Records shown -
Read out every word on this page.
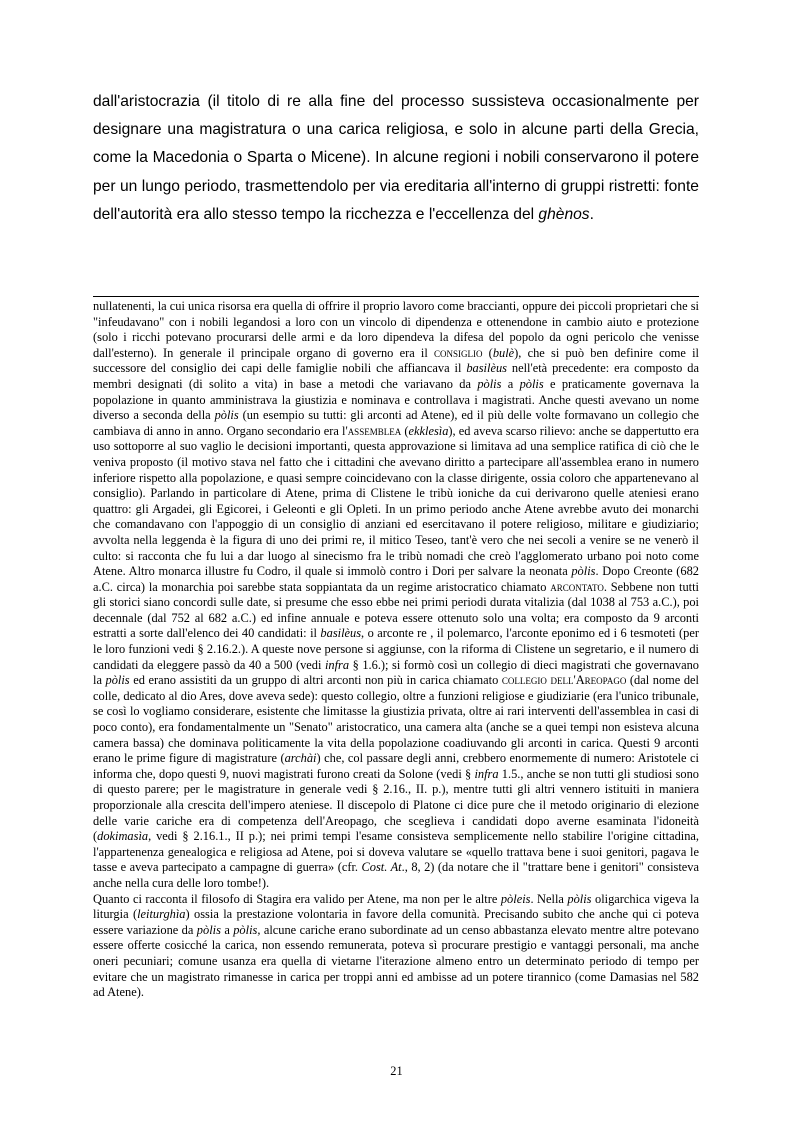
dall'aristocrazia (il titolo di re alla fine del processo sussisteva occasionalmente per designare una magistratura o una carica religiosa, e solo in alcune parti della Grecia, come la Macedonia o Sparta o Micene). In alcune regioni i nobili conservarono il potere per un lungo periodo, trasmettendolo per via ereditaria all'interno di gruppi ristretti: fonte dell'autorità era allo stesso tempo la ricchezza e l'eccellenza del ghènos.

nullatenenti, la cui unica risorsa era quella di offrire il proprio lavoro come braccianti, oppure dei piccoli proprietari che si "infeudavano" con i nobili legandosi a loro con un vincolo di dipendenza e ottenendone in cambio aiuto e protezione (solo i ricchi potevano procurarsi delle armi e da loro dipendeva la difesa del popolo da ogni pericolo che venisse dall'esterno). In generale il principale organo di governo era il consiglio (bulè), che si può ben definire come il successore del consiglio dei capi delle famiglie nobili che affiancava il basilèus nell'età precedente: era composto da membri designati (di solito a vita) in base a metodi che variavano da pòlis a pòlis e praticamente governava la popolazione in quanto amministrava la giustizia e nominava e controllava i magistrati. Anche questi avevano un nome diverso a seconda della pòlis (un esempio su tutti: gli arconti ad Atene), ed il più delle volte formavano un collegio che cambiava di anno in anno. Organo secondario era l'assemblea (ekklesìa), ed aveva scarso rilievo: anche se dappertutto era uso sottoporre al suo vaglio le decisioni importanti, questa approvazione si limitava ad una semplice ratifica di ciò che le veniva proposto (il motivo stava nel fatto che i cittadini che avevano diritto a partecipare all'assemblea erano in numero inferiore rispetto alla popolazione, e quasi sempre coincidevano con la classe dirigente, ossia coloro che appartenevano al consiglio). Parlando in particolare di Atene, prima di Clistene le tribù ioniche da cui derivarono quelle ateniesi erano quattro: gli Argadei, gli Egicorei, i Geleonti e gli Opleti. In un primo periodo anche Atene avrebbe avuto dei monarchi che comandavano con l'appoggio di un consiglio di anziani ed esercitavano il potere religioso, militare e giudiziario; avvolta nella leggenda è la figura di uno dei primi re, il mitico Teseo, tant'è vero che nei secoli a venire se ne venerò il culto: si racconta che fu lui a dar luogo al sinecismo fra le tribù nomadi che creò l'agglomerato urbano poi noto come Atene. Altro monarca illustre fu Codro, il quale si immolò contro i Dori per salvare la neonata pòlis. Dopo Creonte (682 a.C. circa) la monarchia poi sarebbe stata soppiantata da un regime aristocratico chiamato arcontato. Sebbene non tutti gli storici siano concordi sulle date, si presume che esso ebbe nei primi periodi durata vitalizia (dal 1038 al 753 a.C.), poi decennale (dal 752 al 682 a.C.) ed infine annuale e poteva essere ottenuto solo una volta; era composto da 9 arconti estratti a sorte dall'elenco dei 40 candidati: il basilèus, o arconte re , il polemarco, l'arconte eponimo ed i 6 tesmoteti (per le loro funzioni vedi § 2.16.2.). A queste nove persone si aggiunse, con la riforma di Clistene un segretario, e il numero di candidati da eleggere passò da 40 a 500 (vedi infra § 1.6.); si formò così un collegio di dieci magistrati che governavano la pòlis ed erano assistiti da un gruppo di altri arconti non più in carica chiamato collegio dell'Areopago (dal nome del colle, dedicato al dio Ares, dove aveva sede): questo collegio, oltre a funzioni religiose e giudiziarie (era l'unico tribunale, se così lo vogliamo considerare, esistente che limitasse la giustizia privata, oltre ai rari interventi dell'assemblea in casi di poco conto), era fondamentalmente un "Senato" aristocratico, una camera alta (anche se a quei tempi non esisteva alcuna camera bassa) che dominava politicamente la vita della popolazione coadiuvando gli arconti in carica. Questi 9 arconti erano le prime figure di magistrature (archài) che, col passare degli anni, crebbero enormemente di numero: Aristotele ci informa che, dopo questi 9, nuovi magistrati furono creati da Solone (vedi § infra 1.5., anche se non tutti gli studiosi sono di questo parere; per le magistrature in generale vedi § 2.16., II. p.), mentre tutti gli altri vennero istituiti in maniera proporzionale alla crescita dell'impero ateniese. Il discepolo di Platone ci dice pure che il metodo originario di elezione delle varie cariche era di competenza dell'Areopago, che sceglieva i candidati dopo averne esaminata l'idoneità (dokimasìa, vedi § 2.16.1., II p.); nei primi tempi l'esame consisteva semplicemente nello stabilire l'origine cittadina, l'appartenenza genealogica e religiosa ad Atene, poi si doveva valutare se «quello trattava bene i suoi genitori, pagava le tasse e aveva partecipato a campagne di guerra» (cfr. Cost. At., 8, 2) (da notare che il "trattare bene i genitori" consisteva anche nella cura delle loro tombe!).

Quanto ci racconta il filosofo di Stagira era valido per Atene, ma non per le altre pòleis. Nella pòlis oligarchica vigeva la liturgia (leiturghìa) ossia la prestazione volontaria in favore della comunità. Precisando subito che anche qui ci poteva essere variazione da pòlis a pòlis, alcune cariche erano subordinate ad un censo abbastanza elevato mentre altre potevano essere offerte cosicché la carica, non essendo remunerata, poteva sì procurare prestigio e vantaggi personali, ma anche oneri pecuniari; comune usanza era quella di vietarne l'iterazione almeno entro un determinato periodo di tempo per evitare che un magistrato rimanesse in carica per troppi anni ed ambisse ad un potere tirannico (come Damasias nel 582 ad Atene).

21
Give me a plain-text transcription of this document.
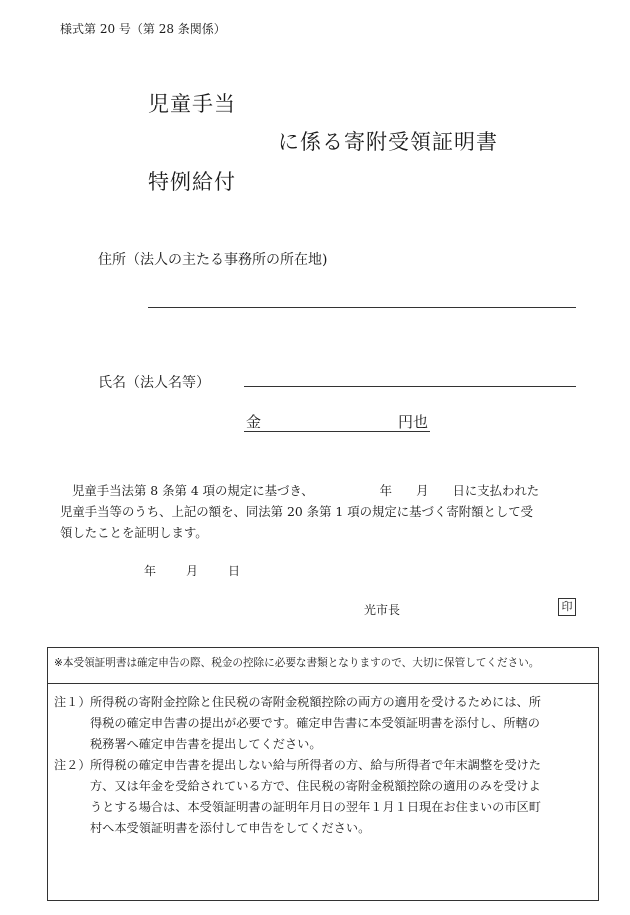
様式第 20 号（第 28 条関係）
児童手当
に係る寄附受領証明書
特例給付
住所（法人の主たる事務所の所在地)
氏名（法人名等）
金	円也

児童手当法第 8 条第 4 項の規定に基づき、	年 月 日に支払われた

児童手当等のうち、上記の額を、同法第 20 条第 1 項の規定に基づく寄附額として受

領したことを証明します。

年	月	日
光市長	印
※本受領証明書は確定申告の際、税金の控除に必要な書類となりますので、大切に保管してください。
注１） 所得税の寄附金控除と住民税の寄附金税額控除の両方の適用を受けるためには、所

得税の確定申告書の提出が必要です。確定申告書に本受領証明書を添付し、所轄の

税務署へ確定申告書を提出してください。

注２） 所得税の確定申告書を提出しない給与所得者の方、給与所得者で年末調整を受けた

方、又は年金を受給されている方で、住民税の寄附金税額控除の適用のみを受けよ

うとする場合は、本受領証明書の証明年月日の翌年１月１日現在お住まいの市区町

村へ本受領証明書を添付して申告をしてください。
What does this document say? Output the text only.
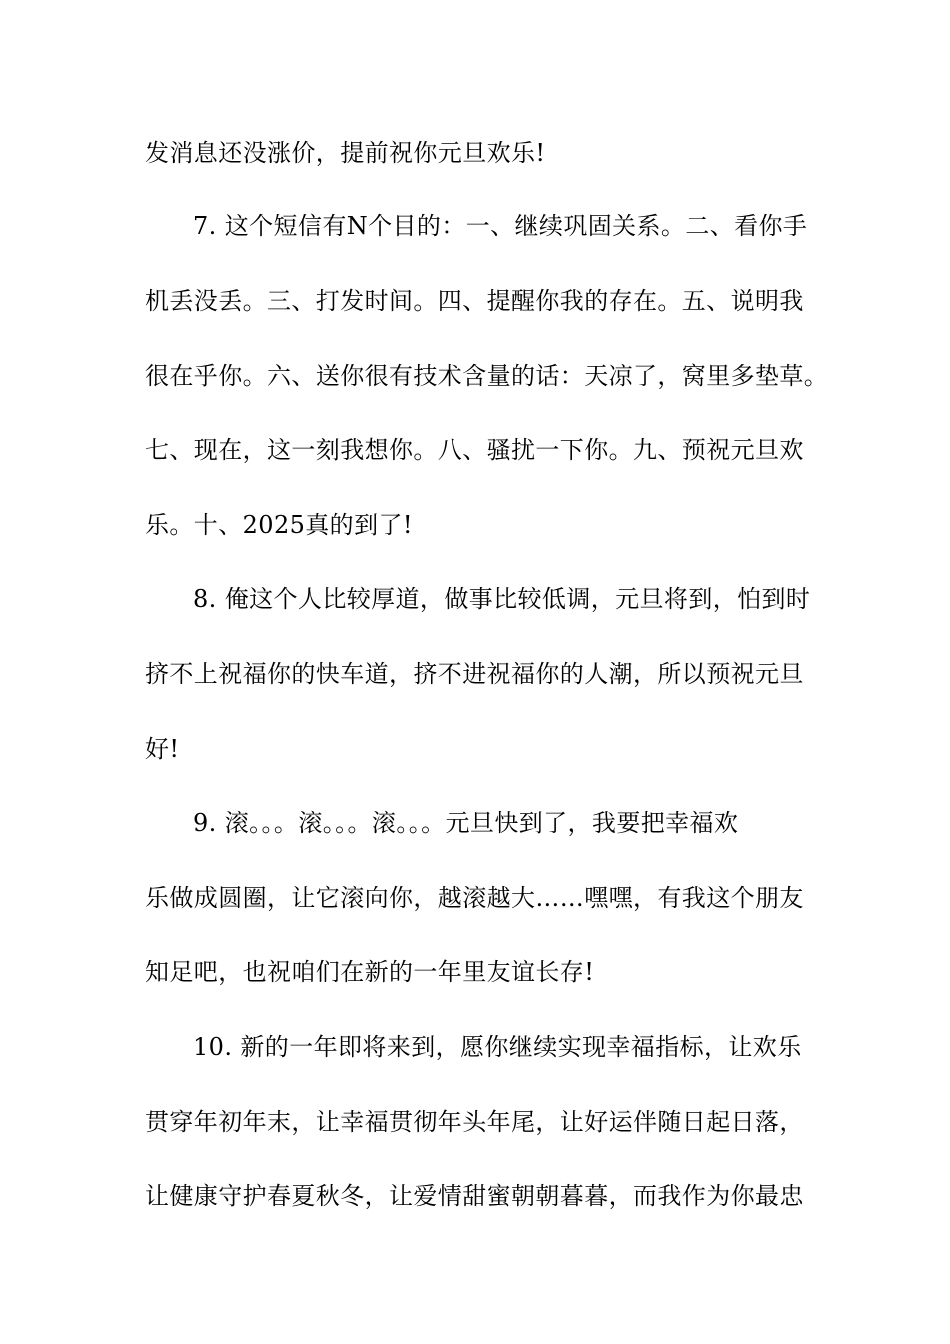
发消息还没涨价，提前祝你元旦欢乐!
7. 这个短信有N个目的：一、继续巩固关系。二、看你手
机丢没丢。三、打发时间。四、提醒你我的存在。五、说明我
很在乎你。六、送你很有技术含量的话：天凉了，窝里多垫草。
七、现在，这一刻我想你。八、骚扰一下你。九、预祝元旦欢
乐。十、2025真的到了!
8. 俺这个人比较厚道，做事比较低调，元旦将到，怕到时
挤不上祝福你的快车道，挤不进祝福你的人潮，所以预祝元旦
好!
9. 滚。。。滚。。。滚。。。元旦快到了，我要把幸福欢
乐做成圆圈，让它滚向你，越滚越大……嘿嘿，有我这个朋友
知足吧，也祝咱们在新的一年里友谊长存!
10. 新的一年即将来到，愿你继续实现幸福指标，让欢乐
贯穿年初年末，让幸福贯彻年头年尾，让好运伴随日起日落，
让健康守护春夏秋冬，让爱情甜蜜朝朝暮暮，而我作为你最忠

What the task requires - Extract every line from the records above that contains the word "alcune".

Result -
dall'aristocrazia (il titolo di re alla fine del processo sussisteva occasionalmente per designare una magistratura o una carica religiosa, e solo in alcune parti della Grecia, come la Macedonia o Sparta o Micene). In alcune regioni i nobili conservarono il potere per un lungo periodo, trasmettendolo per via ereditaria all'interno di gruppi ristretti: fonte dell'autorità era allo stesso tempo la ricchezza e l'eccellenza del ghènos.
Quanto ci racconta il filosofo di Stagira era valido per Atene, ma non per le altre pòleis. Nella pòlis oligarchica vigeva la liturgia (leiturghìa) ossia la prestazione volontaria in favore della comunità. Precisando subito che anche qui ci poteva essere variazione da pòlis a pòlis, alcune cariche erano subordinate ad un censo abbastanza elevato mentre altre potevano essere offerte cosicché la carica, non essendo remunerata, poteva sì procurare prestigio e vantaggi personali, ma anche oneri pecuniari; comune usanza era quella di vietarne l'iterazione almeno entro un determinato periodo di tempo per evitare che un magistrato rimanesse in carica per troppi anni ed ambisse ad un potere tirannico (come Damasias nel 582 ad Atene).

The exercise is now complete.